§ Work required
Please output the records below in full, exactly as given, but without the images.
┏━━
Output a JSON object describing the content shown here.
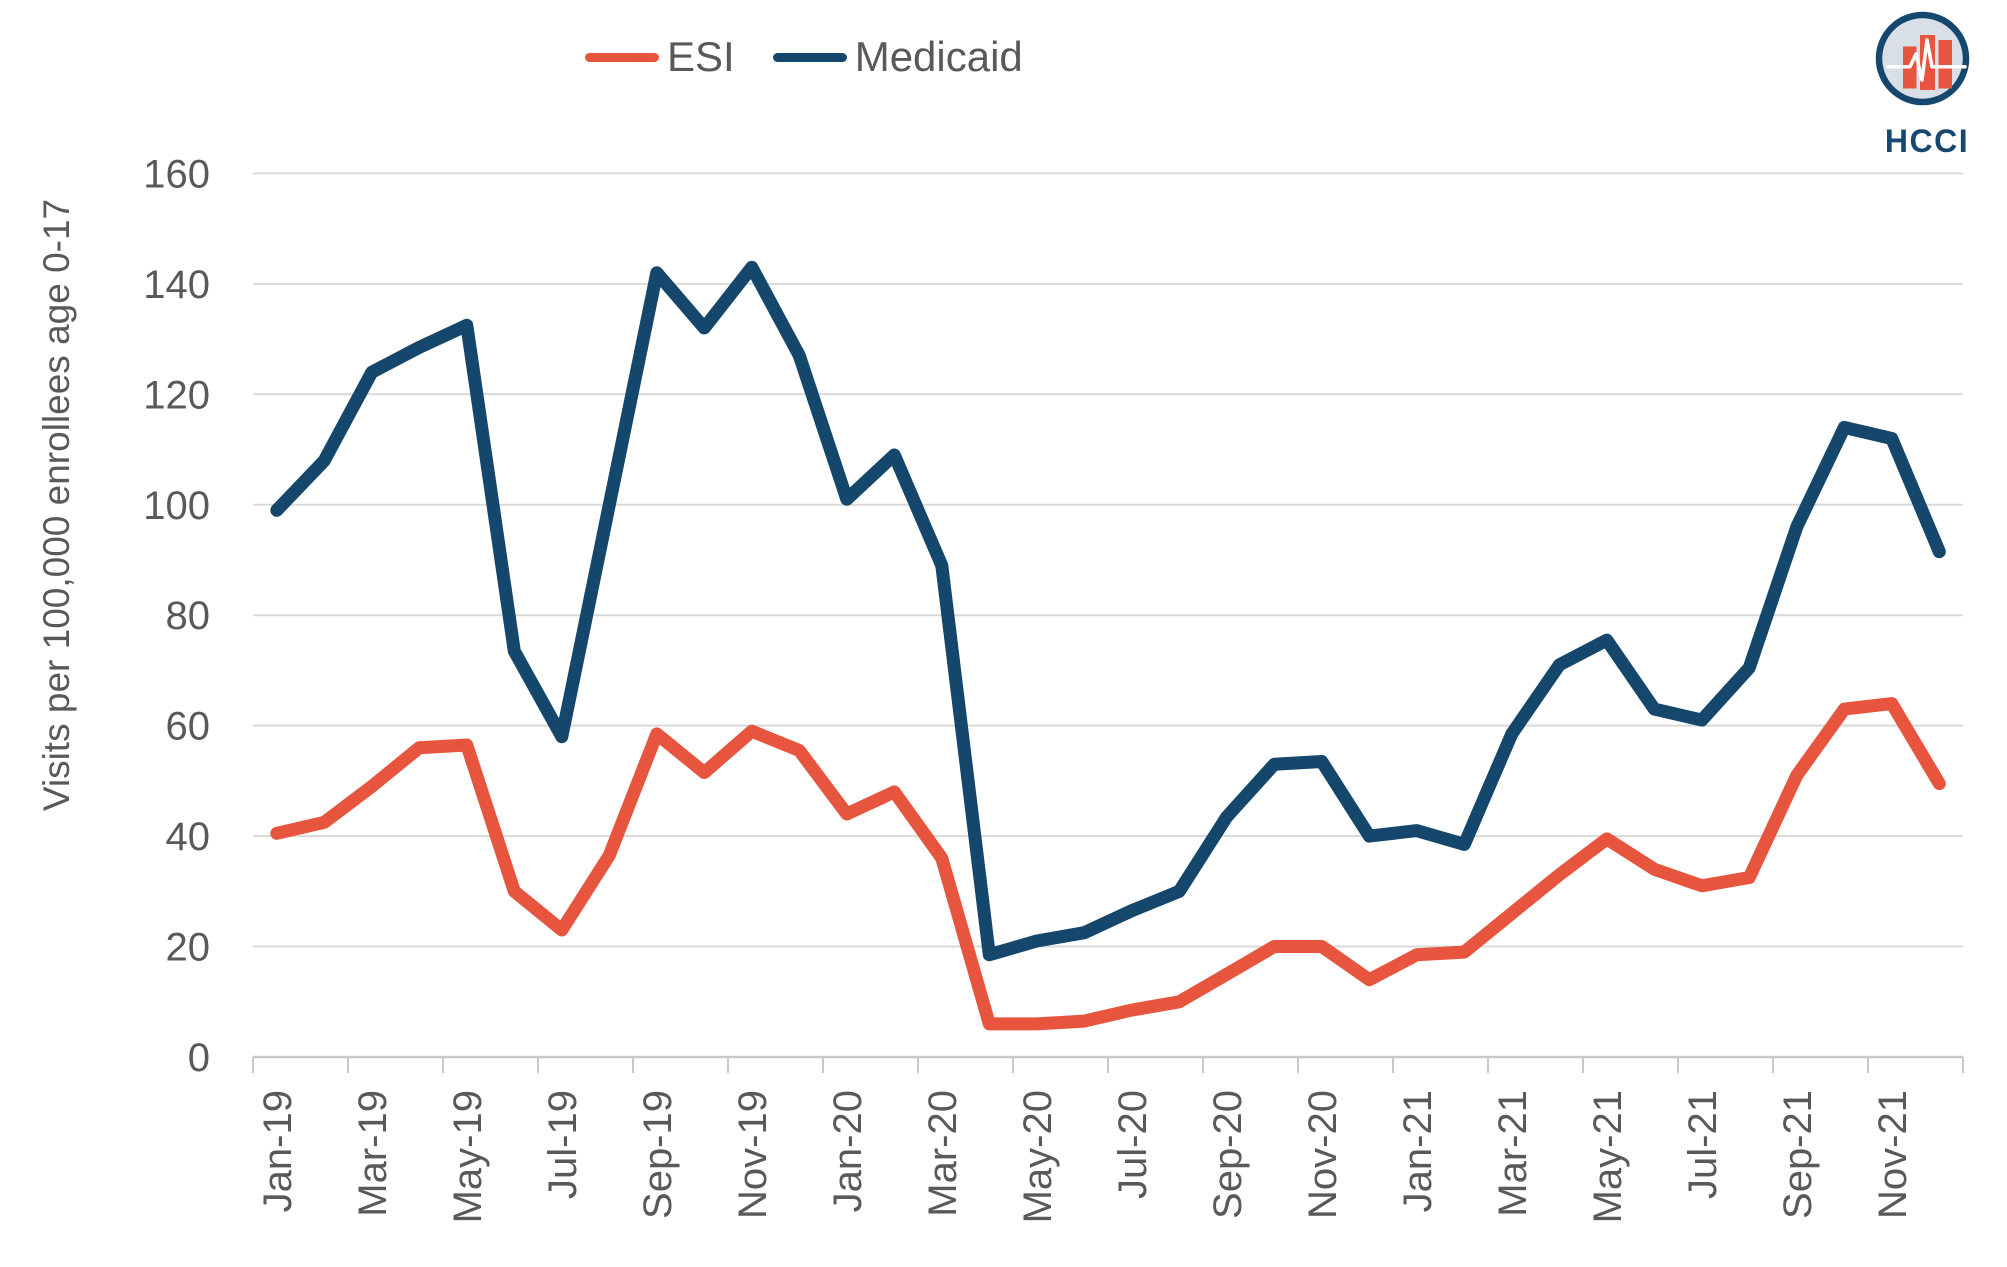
{
  "legend": [
    {
      "label": "ESI",
      "color": "#E8553E"
    },
    {
      "label": "Medicaid",
      "color": "#15476D"
    }
  ],
  "logo": {
    "text": "HCCI",
    "ring_color": "#16476E",
    "face_color": "#D9DFE7",
    "bar_color": "#E8553E"
  },
  "colors": {
    "grid": "#D9D9D9",
    "axis": "#C9C9C9",
    "tick": "#C9C9C9",
    "text": "#595959"
  },
  "chart_data": {
    "type": "line",
    "title": "",
    "xlabel": "",
    "ylabel": "Visits per 100,000 enrollees age 0-17",
    "ylim": [
      0,
      160
    ],
    "ytick_step": 20,
    "grid": true,
    "legend_position": "top-center",
    "categories": [
      "Jan-19",
      "Feb-19",
      "Mar-19",
      "Apr-19",
      "May-19",
      "Jun-19",
      "Jul-19",
      "Aug-19",
      "Sep-19",
      "Oct-19",
      "Nov-19",
      "Dec-19",
      "Jan-20",
      "Feb-20",
      "Mar-20",
      "Apr-20",
      "May-20",
      "Jun-20",
      "Jul-20",
      "Aug-20",
      "Sep-20",
      "Oct-20",
      "Nov-20",
      "Dec-20",
      "Jan-21",
      "Feb-21",
      "Mar-21",
      "Apr-21",
      "May-21",
      "Jun-21",
      "Jul-21",
      "Aug-21",
      "Sep-21",
      "Oct-21",
      "Nov-21",
      "Dec-21"
    ],
    "x_labels_shown_every": 2,
    "series": [
      {
        "name": "ESI",
        "color": "#E8553E",
        "values": [
          40.5,
          42.5,
          49,
          56,
          56.5,
          30,
          23,
          36.5,
          58.5,
          51.5,
          59,
          55.5,
          44,
          48,
          36,
          6,
          6,
          6.5,
          8.5,
          10,
          15,
          20,
          20,
          14,
          18.5,
          19,
          26,
          33,
          39.5,
          34,
          31,
          32.5,
          51,
          63,
          64,
          49.5
        ]
      },
      {
        "name": "Medicaid",
        "color": "#15476D",
        "values": [
          99,
          108,
          124,
          128.5,
          132.5,
          73.5,
          58,
          100,
          142,
          132,
          143,
          127,
          101,
          109,
          89,
          18.5,
          21,
          22.5,
          26.5,
          30,
          43.5,
          53,
          53.5,
          40,
          41,
          38.5,
          58.5,
          71,
          75.5,
          63,
          61,
          70.5,
          96,
          114,
          112,
          91.5
        ]
      }
    ]
  }
}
┗━━
§ Output of the task
Output a JSON object describing the content shown here.
{
  "legend": [
    {
      "label": "ESI",
      "color": "#E8553E"
    },
    {
      "label": "Medicaid",
      "color": "#15476D"
    }
  ],
  "logo": {
    "text": "HCCI",
    "ring_color": "#16476E",
    "face_color": "#D9DFE7",
    "bar_color": "#E8553E"
  },
  "colors": {
    "grid": "#D9D9D9",
    "axis": "#C9C9C9",
    "tick": "#C9C9C9",
    "text": "#595959"
  },
  "chart_data": {
    "type": "line",
    "title": "",
    "xlabel": "",
    "ylabel": "Visits per 100,000 enrollees age 0-17",
    "ylim": [
      0,
      160
    ],
    "ytick_step": 20,
    "grid": true,
    "legend_position": "top-center",
    "categories": [
      "Jan-19",
      "Feb-19",
      "Mar-19",
      "Apr-19",
      "May-19",
      "Jun-19",
      "Jul-19",
      "Aug-19",
      "Sep-19",
      "Oct-19",
      "Nov-19",
      "Dec-19",
      "Jan-20",
      "Feb-20",
      "Mar-20",
      "Apr-20",
      "May-20",
      "Jun-20",
      "Jul-20",
      "Aug-20",
      "Sep-20",
      "Oct-20",
      "Nov-20",
      "Dec-20",
      "Jan-21",
      "Feb-21",
      "Mar-21",
      "Apr-21",
      "May-21",
      "Jun-21",
      "Jul-21",
      "Aug-21",
      "Sep-21",
      "Oct-21",
      "Nov-21",
      "Dec-21"
    ],
    "x_labels_shown_every": 2,
    "series": [
      {
        "name": "ESI",
        "color": "#E8553E",
        "values": [
          40.5,
          42.5,
          49,
          56,
          56.5,
          30,
          23,
          36.5,
          58.5,
          51.5,
          59,
          55.5,
          44,
          48,
          36,
          6,
          6,
          6.5,
          8.5,
          10,
          15,
          20,
          20,
          14,
          18.5,
          19,
          26,
          33,
          39.5,
          34,
          31,
          32.5,
          51,
          63,
          64,
          49.5
        ]
      },
      {
        "name": "Medicaid",
        "color": "#15476D",
        "values": [
          99,
          108,
          124,
          128.5,
          132.5,
          73.5,
          58,
          100,
          142,
          132,
          143,
          127,
          101,
          109,
          89,
          18.5,
          21,
          22.5,
          26.5,
          30,
          43.5,
          53,
          53.5,
          40,
          41,
          38.5,
          58.5,
          71,
          75.5,
          63,
          61,
          70.5,
          96,
          114,
          112,
          91.5
        ]
      }
    ]
  }
}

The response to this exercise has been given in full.